GOAL OF THE EXERCISE>
Reproduce all lines of the listing below in which the word "festum" occurs.
════
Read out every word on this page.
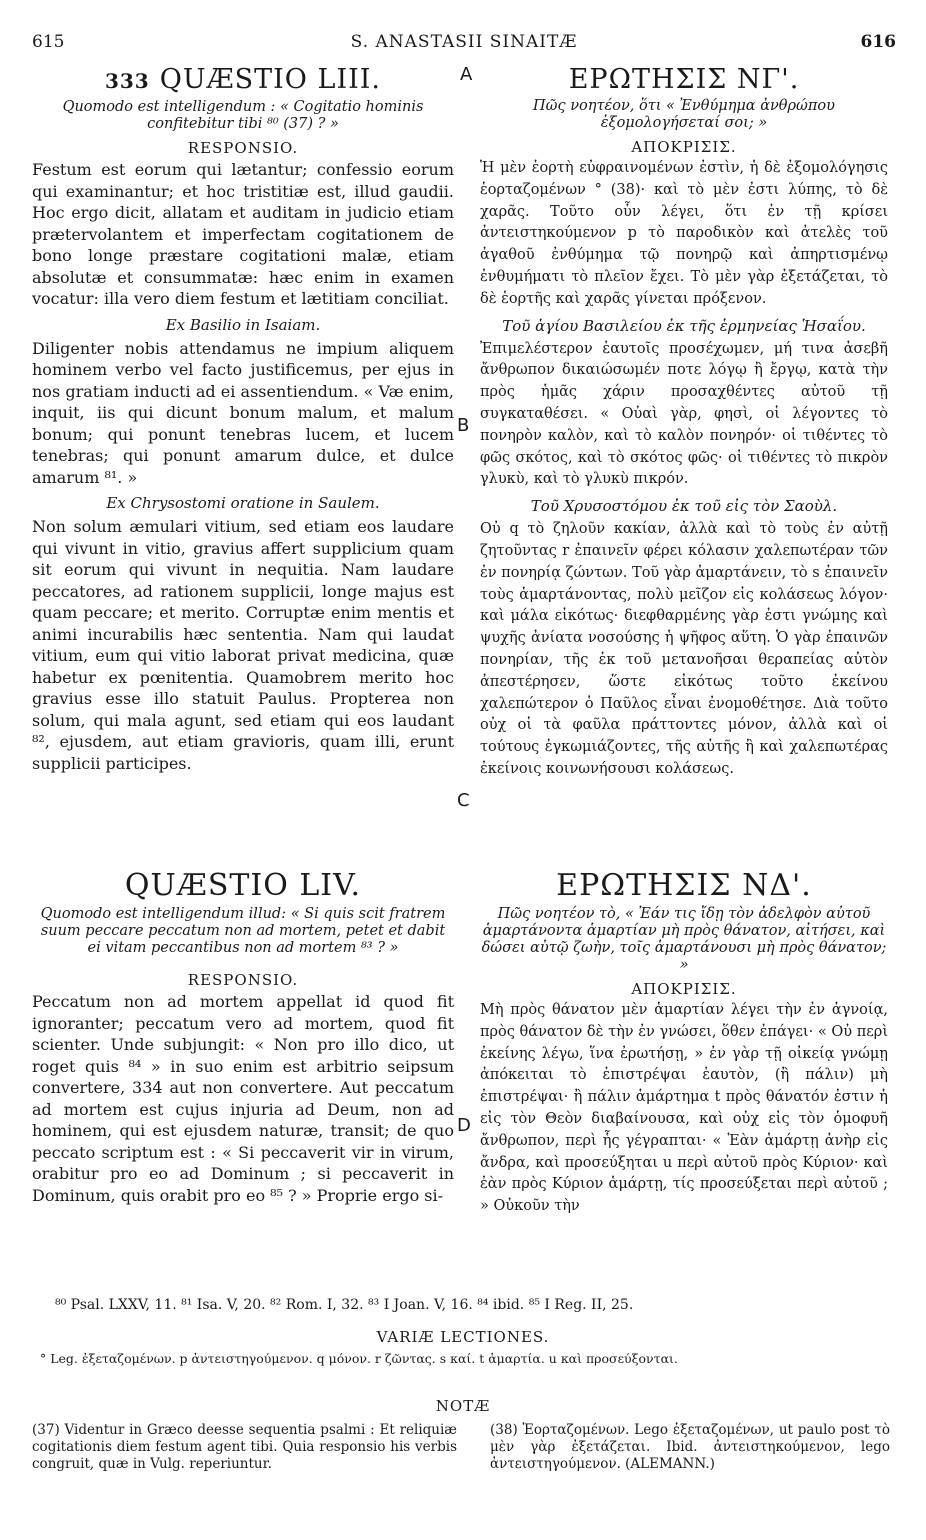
615	S. ANASTASII SINAITÆ	616
A
B
C
D
333 QUÆSTIO LIII.
Quomodo est intelligendum : « Cogitatio hominis confitebitur tibi ⁸⁰ (37) ? »
RESPONSIO.

Festum est eorum qui lætantur; confessio eorum qui examinantur; et hoc tristitiæ est, illud gaudii. Hoc ergo dicit, allatam et auditam in judicio etiam prætervolantem et imperfectam cogitationem de bono longe præstare cogitationi malæ, etiam absolutæ et consummatæ: hæc enim in examen vocatur: illa vero diem festum et lætitiam conciliat.

Ex Basilio in Isaiam.

Diligenter nobis attendamus ne impium aliquem hominem verbo vel facto justificemus, per ejus in nos gratiam inducti ad ei assentiendum. « Væ enim, inquit, iis qui dicunt bonum malum, et malum bonum; qui ponunt tenebras lucem, et lucem tenebras; qui ponunt amarum dulce, et dulce amarum ⁸¹. »

Ex Chrysostomi oratione in Saulem.

Non solum æmulari vitium, sed etiam eos laudare qui vivunt in vitio, gravius affert supplicium quam sit eorum qui vivunt in nequitia. Nam laudare peccatores, ad rationem supplicii, longe majus est quam peccare; et merito. Corruptæ enim mentis et animi incurabilis hæc sententia. Nam qui laudat vitium, eum qui vitio laborat privat medicina, quæ habetur ex pœnitentia. Quamobrem merito hoc gravius esse illo statuit Paulus. Propterea non solum, qui mala agunt, sed etiam qui eos laudant ⁸², ejusdem, aut etiam gravioris, quam illi, erunt supplicii participes.

ΕΡΩΤΗΣΙΣ ΝΓ'.
Πῶς νοητέον, ὅτι « Ἐνθύμημα ἀνθρώπου ἐξομολογήσεταί σοι; »
ΑΠΟΚΡΙΣΙΣ.

Ἡ μὲν ἑορτὴ εὐφραινομένων ἐστὶν, ἡ δὲ ἐξομολόγησις ἑορταζομένων ° (38)· καὶ τὸ μὲν ἐστι λύπης, τὸ δὲ χαρᾶς. Τοῦτο οὖν λέγει, ὅτι ἐν τῇ κρίσει ἀντειστηκούμενον p τὸ παροδικὸν καὶ ἀτελὲς τοῦ ἀγαθοῦ ἐνθύμημα τῷ πονηρῷ καὶ ἀπηρτισμένῳ ἐνθυμήματι τὸ πλεῖον ἔχει. Τὸ μὲν γὰρ ἐξετάζεται, τὸ δὲ ἑορτῆς καὶ χαρᾶς γίνεται πρόξενον.

Τοῦ ἁγίου Βασιλείου ἐκ τῆς ἑρμηνείας Ἡσαΐου.

Ἐπιμελέστερον ἑαυτοῖς προσέχωμεν, μή τινα ἀσεβῆ ἄνθρωπον δικαιώσωμέν ποτε λόγῳ ἢ ἔργῳ, κατὰ τὴν πρὸς ἡμᾶς χάριν προσαχθέντες αὐτοῦ τῇ συγκαταθέσει. « Οὐαὶ γὰρ, φησὶ, οἱ λέγοντες τὸ πονηρὸν καλὸν, καὶ τὸ καλὸν πονηρόν· οἱ τιθέντες τὸ φῶς σκότος, καὶ τὸ σκότος φῶς· οἱ τιθέντες τὸ πικρὸν γλυκὺ, καὶ τὸ γλυκὺ πικρόν.

Τοῦ Χρυσοστόμου ἐκ τοῦ εἰς τὸν Σαοὺλ.

Οὐ q τὸ ζηλοῦν κακίαν, ἀλλὰ καὶ τὸ τοὺς ἐν αὐτῇ ζητοῦντας r ἐπαινεῖν φέρει κόλασιν χαλεπωτέραν τῶν ἐν πονηρίᾳ ζώντων. Τοῦ γὰρ ἁμαρτάνειν, τὸ s ἐπαινεῖν τοὺς ἁμαρτάνοντας, πολὺ μεῖζον εἰς κολάσεως λόγον· καὶ μάλα εἰκότως· διεφθαρμένης γὰρ ἐστι γνώμης καὶ ψυχῆς ἀνίατα νοσούσης ἡ ψῆφος αὕτη. Ὁ γὰρ ἐπαινῶν πονηρίαν, τῆς ἐκ τοῦ μετανοῆσαι θεραπείας αὐτὸν ἀπεστέρησεν, ὥστε εἰκότως τοῦτο ἐκείνου χαλεπώτερον ὁ Παῦλος εἶναι ἐνομοθέτησε. Διὰ τοῦτο οὐχ οἱ τὰ φαῦλα πράττοντες μόνον, ἀλλὰ καὶ οἱ τούτους ἐγκωμιάζοντες, τῆς αὐτῆς ἢ καὶ χαλεπωτέρας ἐκείνοις κοινωνήσουσι κολάσεως.

QUÆSTIO LIV.
Quomodo est intelligendum illud: « Si quis scit fratrem suum peccare peccatum non ad mortem, petet et dabit ei vitam peccantibus non ad mortem ⁸³ ? »
RESPONSIO.

Peccatum non ad mortem appellat id quod fit ignoranter; peccatum vero ad mortem, quod fit scienter. Unde subjungit: « Non pro illo dico, ut roget quis ⁸⁴ » in suo enim est arbitrio seipsum convertere, 334 aut non convertere. Aut peccatum ad mortem est cujus injuria ad Deum, non ad hominem, qui est ejusdem naturæ, transit; de quo peccato scriptum est : « Si peccaverit vir in virum, orabitur pro eo ad Dominum ; si peccaverit in Dominum, quis orabit pro eo ⁸⁵ ? » Proprie ergo si-

ΕΡΩΤΗΣΙΣ ΝΔ'.
Πῶς νοητέον τὸ, « Ἐάν τις ἴδῃ τὸν ἀδελφὸν αὐτοῦ ἁμαρτάνοντα ἁμαρτίαν μὴ πρὸς θάνατον, αἰτήσει, καὶ δώσει αὐτῷ ζωὴν, τοῖς ἁμαρτάνουσι μὴ πρὸς θάνατον; »
ΑΠΟΚΡΙΣΙΣ.

Μὴ πρὸς θάνατον μὲν ἁμαρτίαν λέγει τὴν ἐν ἀγνοίᾳ, πρὸς θάνατον δὲ τὴν ἐν γνώσει, ὅθεν ἐπάγει· « Οὐ περὶ ἐκείνης λέγω, ἵνα ἐρωτήσῃ, » ἐν γὰρ τῇ οἰκείᾳ γνώμῃ ἀπόκειται τὸ ἐπιστρέψαι ἑαυτὸν, (ἢ πάλιν) μὴ ἐπιστρέψαι· ἢ πάλιν ἁμάρτημα t πρὸς θάνατόν ἐστιν ἡ εἰς τὸν Θεὸν διαβαίνουσα, καὶ οὐχ εἰς τὸν ὁμοφυῆ ἄνθρωπον, περὶ ἧς γέγραπται· « Ἐὰν ἁμάρτῃ ἀνὴρ εἰς ἄνδρα, καὶ προσεύξηται u περὶ αὐτοῦ πρὸς Κύριον· καὶ ἐὰν πρὸς Κύριον ἁμάρτῃ, τίς προσεύξεται περὶ αὐτοῦ ; » Οὐκοῦν τὴν

⁸⁰ Psal. LXXV, 11. ⁸¹ Isa. V, 20. ⁸² Rom. I, 32. ⁸³ I Joan. V, 16. ⁸⁴ ibid. ⁸⁵ I Reg. II, 25.
VARIÆ LECTIONES.
° Leg. ἐξεταζομένων. p ἀντειστηγούμενον. q μόνον. r ζῶντας. s καί. t ἁμαρτία. u καὶ προσεύξονται.
NOTÆ
(37) Videntur in Græco deesse sequentia psalmi : Et reliquiæ cogitationis diem festum agent tibi. Quia responsio his verbis congruit, quæ in Vulg. reperiuntur.
(38) Ἑορταζομένων. Lego ἐξεταζομένων, ut paulo post τὸ μὲν γὰρ ἐξετάζεται. Ibid. ἀντειστηκούμενον, lego ἀντειστηγούμενον. (ALEMANN.)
════
FULL SOLUTION>
Festum est eorum qui lætantur; confessio eorum qui examinantur; et hoc tristitiæ est, illud gaudii. Hoc ergo dicit, allatam et auditam in judicio etiam prætervolantem et imperfectam cogitationem de bono longe præstare cogitationi malæ, etiam absolutæ et consummatæ: hæc enim in examen vocatur: illa vero diem festum et lætitiam conciliat.
(37) Videntur in Græco deesse sequentia psalmi : Et reliquiæ cogitationis diem festum agent tibi. Quia responsio his verbis congruit, quæ in Vulg. reperiuntur.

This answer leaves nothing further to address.